WORK REQUIRED » Every line that contains the word "this" should be copied out.

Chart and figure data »
========================

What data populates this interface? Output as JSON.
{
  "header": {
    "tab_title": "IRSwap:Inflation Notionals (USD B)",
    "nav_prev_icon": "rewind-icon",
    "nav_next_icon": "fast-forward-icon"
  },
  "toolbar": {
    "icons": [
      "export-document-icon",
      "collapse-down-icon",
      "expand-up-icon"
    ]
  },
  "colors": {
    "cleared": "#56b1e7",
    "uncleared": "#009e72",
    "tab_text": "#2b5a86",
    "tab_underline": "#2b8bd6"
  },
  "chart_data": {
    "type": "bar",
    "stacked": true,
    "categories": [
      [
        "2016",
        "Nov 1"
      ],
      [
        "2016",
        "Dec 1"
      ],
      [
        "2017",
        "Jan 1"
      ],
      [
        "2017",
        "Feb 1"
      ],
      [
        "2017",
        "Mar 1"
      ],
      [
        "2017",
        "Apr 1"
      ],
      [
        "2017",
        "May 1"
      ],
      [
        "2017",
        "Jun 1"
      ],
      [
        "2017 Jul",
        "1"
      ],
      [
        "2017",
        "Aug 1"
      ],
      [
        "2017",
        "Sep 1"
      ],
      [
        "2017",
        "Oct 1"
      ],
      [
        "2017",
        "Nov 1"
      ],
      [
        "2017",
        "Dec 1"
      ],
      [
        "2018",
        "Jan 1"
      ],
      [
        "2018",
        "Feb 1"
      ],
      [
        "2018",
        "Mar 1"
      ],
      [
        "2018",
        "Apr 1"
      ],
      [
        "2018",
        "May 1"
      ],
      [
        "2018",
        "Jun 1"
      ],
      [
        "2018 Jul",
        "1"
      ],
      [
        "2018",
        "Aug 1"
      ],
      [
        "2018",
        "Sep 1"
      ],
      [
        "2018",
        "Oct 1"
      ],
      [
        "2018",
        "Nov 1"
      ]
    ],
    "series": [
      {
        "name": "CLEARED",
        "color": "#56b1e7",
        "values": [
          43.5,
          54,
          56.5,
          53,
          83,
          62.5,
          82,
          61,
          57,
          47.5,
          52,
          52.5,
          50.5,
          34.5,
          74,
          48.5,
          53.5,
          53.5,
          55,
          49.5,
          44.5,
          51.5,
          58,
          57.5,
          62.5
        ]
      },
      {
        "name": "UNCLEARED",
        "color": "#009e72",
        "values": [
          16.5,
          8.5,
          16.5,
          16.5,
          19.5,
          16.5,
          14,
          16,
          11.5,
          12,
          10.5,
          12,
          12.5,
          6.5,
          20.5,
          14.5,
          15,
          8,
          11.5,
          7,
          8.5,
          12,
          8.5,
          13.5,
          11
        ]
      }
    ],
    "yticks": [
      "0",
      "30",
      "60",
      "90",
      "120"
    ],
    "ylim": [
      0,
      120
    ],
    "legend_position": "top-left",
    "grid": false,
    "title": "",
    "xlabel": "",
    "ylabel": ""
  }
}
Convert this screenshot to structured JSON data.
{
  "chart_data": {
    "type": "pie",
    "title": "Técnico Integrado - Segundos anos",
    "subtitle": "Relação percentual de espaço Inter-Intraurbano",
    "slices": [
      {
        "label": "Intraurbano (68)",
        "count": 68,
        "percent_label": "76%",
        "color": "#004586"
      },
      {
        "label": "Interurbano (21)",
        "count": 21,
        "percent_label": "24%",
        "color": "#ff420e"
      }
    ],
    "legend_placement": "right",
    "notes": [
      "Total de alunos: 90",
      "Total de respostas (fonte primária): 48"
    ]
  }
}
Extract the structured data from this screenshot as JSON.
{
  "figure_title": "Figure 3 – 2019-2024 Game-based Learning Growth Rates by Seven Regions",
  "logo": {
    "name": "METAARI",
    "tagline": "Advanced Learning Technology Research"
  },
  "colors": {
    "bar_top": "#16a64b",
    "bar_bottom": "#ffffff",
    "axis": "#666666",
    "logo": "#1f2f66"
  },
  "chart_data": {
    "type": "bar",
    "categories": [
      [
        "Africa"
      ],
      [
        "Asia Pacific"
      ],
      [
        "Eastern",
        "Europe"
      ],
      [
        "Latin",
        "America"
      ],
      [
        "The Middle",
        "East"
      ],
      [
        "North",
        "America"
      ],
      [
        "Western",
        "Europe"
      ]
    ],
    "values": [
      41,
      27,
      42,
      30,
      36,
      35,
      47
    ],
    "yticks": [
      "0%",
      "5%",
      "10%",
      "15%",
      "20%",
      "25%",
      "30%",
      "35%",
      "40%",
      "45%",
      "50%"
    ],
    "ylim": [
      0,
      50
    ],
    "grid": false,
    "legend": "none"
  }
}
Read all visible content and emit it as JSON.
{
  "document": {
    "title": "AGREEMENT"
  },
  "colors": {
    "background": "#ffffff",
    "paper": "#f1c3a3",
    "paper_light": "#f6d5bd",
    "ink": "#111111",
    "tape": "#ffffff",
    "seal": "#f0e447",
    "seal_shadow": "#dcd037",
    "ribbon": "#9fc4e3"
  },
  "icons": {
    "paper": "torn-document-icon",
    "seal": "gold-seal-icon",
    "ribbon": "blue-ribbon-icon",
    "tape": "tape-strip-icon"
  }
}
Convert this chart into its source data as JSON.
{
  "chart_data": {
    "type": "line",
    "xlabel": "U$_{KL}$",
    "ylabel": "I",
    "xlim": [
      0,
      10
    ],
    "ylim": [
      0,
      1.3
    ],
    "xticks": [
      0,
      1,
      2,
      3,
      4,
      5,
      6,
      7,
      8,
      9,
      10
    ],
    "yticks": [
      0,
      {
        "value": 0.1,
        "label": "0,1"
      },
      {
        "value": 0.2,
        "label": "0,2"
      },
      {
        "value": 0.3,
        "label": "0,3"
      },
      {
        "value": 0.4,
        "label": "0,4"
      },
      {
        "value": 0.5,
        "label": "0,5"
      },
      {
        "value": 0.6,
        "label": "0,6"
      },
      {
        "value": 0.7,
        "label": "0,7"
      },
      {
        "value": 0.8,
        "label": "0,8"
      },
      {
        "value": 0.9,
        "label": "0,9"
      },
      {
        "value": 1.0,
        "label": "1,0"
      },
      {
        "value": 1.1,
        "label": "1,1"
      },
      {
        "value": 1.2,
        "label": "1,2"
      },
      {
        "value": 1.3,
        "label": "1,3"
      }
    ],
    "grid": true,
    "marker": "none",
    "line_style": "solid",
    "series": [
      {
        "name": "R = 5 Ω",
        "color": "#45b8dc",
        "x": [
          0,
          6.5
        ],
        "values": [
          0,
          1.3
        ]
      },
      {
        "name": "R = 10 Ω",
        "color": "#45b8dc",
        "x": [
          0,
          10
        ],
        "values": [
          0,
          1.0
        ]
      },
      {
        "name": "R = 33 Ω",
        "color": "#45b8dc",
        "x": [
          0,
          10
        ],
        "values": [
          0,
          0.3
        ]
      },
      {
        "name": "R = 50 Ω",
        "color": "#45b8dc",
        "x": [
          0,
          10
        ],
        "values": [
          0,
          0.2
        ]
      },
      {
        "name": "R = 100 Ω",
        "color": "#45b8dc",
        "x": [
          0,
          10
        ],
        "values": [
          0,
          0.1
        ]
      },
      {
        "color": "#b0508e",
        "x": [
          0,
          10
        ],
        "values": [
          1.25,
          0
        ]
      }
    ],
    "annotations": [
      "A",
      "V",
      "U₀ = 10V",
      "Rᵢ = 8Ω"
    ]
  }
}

========================

EXERCISE OUTPUT »
What data populates this interface? Output as JSON.
Convert this screenshot to structured JSON data.
Extract the structured data from this screenshot as JSON.
Convert this chart into its source data as JSON.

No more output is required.